# Data for this task
========

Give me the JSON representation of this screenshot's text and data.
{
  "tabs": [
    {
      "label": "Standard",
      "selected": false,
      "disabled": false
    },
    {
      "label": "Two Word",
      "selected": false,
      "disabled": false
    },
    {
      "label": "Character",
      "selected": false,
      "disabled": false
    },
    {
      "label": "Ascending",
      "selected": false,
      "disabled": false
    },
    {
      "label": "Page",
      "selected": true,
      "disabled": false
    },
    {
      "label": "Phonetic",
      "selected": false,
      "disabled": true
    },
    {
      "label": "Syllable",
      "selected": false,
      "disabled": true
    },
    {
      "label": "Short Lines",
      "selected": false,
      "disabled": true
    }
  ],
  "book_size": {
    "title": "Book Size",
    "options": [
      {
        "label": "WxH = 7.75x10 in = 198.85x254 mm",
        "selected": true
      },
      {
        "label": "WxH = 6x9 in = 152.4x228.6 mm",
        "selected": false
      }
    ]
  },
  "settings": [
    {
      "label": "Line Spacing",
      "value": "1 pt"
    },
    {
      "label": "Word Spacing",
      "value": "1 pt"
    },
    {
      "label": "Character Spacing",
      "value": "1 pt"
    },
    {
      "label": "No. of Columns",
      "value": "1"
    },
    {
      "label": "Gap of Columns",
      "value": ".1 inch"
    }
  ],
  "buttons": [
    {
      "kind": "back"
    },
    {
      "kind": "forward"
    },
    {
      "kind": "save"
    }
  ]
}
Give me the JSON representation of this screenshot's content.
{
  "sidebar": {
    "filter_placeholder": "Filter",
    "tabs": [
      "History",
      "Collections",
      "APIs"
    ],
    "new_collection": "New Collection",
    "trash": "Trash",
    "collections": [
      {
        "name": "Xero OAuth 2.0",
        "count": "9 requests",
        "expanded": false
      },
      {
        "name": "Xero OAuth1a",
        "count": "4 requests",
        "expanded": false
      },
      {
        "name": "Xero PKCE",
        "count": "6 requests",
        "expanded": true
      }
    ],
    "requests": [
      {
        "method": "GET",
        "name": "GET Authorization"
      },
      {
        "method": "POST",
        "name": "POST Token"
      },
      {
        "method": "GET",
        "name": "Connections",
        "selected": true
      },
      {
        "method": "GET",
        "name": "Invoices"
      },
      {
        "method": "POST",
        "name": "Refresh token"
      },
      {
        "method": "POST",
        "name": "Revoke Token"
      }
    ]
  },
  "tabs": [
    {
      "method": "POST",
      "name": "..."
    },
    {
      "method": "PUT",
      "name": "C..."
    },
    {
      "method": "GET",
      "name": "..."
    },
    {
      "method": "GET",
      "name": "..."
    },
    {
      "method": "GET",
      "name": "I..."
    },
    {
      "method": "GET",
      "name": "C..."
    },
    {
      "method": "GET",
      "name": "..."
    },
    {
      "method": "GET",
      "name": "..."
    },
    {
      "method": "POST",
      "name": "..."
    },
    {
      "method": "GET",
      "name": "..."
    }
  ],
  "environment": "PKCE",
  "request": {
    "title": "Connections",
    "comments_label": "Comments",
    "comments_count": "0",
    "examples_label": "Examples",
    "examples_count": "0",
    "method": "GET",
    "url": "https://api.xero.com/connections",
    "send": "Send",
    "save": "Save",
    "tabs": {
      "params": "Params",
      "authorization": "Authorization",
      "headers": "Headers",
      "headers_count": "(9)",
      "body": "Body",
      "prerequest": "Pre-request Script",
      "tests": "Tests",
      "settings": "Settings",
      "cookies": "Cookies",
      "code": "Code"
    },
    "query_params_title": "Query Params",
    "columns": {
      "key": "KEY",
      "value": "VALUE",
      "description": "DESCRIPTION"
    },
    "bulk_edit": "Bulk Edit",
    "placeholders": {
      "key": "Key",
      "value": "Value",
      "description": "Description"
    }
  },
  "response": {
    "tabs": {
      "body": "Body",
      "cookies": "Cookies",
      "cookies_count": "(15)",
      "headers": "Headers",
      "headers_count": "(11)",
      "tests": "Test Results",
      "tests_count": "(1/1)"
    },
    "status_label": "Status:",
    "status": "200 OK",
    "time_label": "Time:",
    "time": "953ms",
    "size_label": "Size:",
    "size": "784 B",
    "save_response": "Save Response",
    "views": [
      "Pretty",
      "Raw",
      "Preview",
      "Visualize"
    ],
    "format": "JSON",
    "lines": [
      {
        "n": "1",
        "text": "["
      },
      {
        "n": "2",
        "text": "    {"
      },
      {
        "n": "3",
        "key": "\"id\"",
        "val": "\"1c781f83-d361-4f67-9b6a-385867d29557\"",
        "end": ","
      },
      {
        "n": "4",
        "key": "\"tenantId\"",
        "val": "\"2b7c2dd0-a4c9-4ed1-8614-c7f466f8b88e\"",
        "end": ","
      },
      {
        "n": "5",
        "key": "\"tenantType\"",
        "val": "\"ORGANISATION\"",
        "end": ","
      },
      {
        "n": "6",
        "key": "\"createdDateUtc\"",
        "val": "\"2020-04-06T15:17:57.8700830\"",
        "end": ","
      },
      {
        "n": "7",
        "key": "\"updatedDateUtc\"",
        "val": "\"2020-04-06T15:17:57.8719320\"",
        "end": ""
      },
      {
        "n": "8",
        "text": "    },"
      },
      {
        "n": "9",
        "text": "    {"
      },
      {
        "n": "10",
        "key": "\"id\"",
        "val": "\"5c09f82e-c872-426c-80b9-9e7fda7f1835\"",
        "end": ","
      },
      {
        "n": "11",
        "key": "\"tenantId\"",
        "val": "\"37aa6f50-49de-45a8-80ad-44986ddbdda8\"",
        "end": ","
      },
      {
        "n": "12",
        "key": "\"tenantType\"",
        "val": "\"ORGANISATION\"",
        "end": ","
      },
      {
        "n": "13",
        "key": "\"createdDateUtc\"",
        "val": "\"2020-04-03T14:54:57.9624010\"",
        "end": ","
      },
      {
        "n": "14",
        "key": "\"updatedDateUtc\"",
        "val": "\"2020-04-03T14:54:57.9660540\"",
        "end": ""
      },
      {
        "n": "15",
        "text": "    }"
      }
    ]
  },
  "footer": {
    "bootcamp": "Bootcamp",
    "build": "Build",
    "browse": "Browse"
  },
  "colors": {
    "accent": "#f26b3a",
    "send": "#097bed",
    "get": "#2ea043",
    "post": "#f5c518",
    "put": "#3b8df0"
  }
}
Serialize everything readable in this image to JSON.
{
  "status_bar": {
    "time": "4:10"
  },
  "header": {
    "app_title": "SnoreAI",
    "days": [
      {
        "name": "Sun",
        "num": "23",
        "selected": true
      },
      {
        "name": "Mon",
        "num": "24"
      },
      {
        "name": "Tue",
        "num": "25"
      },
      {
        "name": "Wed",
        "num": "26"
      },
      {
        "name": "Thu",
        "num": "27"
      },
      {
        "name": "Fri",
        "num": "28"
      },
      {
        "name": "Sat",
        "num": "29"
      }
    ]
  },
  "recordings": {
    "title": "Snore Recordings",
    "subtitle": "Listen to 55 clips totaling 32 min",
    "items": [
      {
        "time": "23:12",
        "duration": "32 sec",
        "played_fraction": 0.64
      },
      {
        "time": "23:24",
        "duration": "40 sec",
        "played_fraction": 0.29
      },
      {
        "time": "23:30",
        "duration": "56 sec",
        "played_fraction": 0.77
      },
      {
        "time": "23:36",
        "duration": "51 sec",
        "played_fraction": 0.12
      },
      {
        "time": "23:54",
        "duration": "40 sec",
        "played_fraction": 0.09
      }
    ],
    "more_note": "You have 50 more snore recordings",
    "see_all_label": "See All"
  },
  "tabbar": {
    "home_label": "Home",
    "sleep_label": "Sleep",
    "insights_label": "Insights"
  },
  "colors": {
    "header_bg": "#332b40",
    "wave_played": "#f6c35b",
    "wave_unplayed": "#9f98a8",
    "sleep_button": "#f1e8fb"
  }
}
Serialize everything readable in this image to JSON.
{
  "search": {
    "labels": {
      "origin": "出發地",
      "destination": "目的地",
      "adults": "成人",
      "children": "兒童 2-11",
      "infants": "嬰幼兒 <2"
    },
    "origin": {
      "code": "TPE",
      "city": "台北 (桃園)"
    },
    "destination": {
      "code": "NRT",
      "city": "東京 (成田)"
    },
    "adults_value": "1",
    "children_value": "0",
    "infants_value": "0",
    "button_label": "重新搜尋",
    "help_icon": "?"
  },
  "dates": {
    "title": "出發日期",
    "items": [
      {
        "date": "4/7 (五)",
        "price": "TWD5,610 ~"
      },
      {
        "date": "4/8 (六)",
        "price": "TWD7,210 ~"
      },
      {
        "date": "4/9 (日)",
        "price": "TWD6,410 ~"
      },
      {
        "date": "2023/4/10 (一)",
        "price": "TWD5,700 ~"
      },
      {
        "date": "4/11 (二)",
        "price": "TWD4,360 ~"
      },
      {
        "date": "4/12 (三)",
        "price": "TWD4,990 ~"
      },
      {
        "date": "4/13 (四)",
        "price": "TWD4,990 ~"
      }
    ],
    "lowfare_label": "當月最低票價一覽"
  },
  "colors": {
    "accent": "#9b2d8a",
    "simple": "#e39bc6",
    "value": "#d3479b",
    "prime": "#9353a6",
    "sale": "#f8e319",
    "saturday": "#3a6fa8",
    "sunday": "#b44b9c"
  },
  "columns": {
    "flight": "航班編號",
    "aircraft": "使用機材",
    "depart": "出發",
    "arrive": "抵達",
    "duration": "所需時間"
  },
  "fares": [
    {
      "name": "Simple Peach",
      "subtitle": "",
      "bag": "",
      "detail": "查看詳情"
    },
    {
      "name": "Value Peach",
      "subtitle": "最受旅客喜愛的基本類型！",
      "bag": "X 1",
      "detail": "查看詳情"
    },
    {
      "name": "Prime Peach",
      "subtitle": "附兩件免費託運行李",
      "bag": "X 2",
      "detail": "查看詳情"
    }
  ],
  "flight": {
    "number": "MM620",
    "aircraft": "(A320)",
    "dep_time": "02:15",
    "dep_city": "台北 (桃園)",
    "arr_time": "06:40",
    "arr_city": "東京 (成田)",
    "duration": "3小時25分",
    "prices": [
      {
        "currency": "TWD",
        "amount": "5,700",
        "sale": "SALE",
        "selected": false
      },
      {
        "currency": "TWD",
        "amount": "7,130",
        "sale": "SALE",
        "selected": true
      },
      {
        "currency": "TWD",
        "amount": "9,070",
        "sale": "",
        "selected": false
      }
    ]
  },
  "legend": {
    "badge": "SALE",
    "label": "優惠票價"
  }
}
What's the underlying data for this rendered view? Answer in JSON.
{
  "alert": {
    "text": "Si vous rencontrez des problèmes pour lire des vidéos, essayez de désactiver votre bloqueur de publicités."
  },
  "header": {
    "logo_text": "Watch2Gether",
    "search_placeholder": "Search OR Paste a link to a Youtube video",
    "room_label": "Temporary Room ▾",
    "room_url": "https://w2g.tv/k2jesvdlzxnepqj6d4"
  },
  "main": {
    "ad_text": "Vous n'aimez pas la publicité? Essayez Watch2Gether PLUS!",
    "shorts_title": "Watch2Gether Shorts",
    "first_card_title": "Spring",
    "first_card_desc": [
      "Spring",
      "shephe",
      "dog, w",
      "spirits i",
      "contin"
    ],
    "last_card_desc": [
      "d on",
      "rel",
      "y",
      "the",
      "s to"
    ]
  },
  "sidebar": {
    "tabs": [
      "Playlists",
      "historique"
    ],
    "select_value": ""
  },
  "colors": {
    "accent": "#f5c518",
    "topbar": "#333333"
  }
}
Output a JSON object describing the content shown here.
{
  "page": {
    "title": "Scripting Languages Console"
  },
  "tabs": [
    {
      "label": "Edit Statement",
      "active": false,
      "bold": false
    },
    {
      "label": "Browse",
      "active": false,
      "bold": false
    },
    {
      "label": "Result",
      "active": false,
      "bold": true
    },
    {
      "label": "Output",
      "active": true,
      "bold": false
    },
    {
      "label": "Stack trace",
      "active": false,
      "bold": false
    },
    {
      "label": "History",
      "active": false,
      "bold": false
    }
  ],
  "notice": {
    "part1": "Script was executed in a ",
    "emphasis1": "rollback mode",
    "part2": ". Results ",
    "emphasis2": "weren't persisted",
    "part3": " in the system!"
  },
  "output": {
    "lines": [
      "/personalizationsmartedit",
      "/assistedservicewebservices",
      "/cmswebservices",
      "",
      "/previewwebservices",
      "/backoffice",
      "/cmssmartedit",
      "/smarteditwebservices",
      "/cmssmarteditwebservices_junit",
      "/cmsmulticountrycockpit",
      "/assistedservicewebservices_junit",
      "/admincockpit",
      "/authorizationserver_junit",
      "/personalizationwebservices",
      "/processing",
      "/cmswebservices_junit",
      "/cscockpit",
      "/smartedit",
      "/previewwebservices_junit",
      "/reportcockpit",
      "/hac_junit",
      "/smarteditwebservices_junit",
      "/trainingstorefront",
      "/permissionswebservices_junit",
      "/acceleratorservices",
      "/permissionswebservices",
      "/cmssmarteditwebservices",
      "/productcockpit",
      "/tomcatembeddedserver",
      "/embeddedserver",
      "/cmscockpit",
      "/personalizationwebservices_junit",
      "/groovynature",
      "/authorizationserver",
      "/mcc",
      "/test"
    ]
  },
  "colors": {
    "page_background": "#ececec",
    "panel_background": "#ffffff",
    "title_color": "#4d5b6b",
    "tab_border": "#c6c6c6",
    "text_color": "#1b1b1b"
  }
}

========

# Set exercise
Which lines contain "Params"? Show each of them.

# Task solution
      "params": "Params",
    "query_params_title": "Query Params",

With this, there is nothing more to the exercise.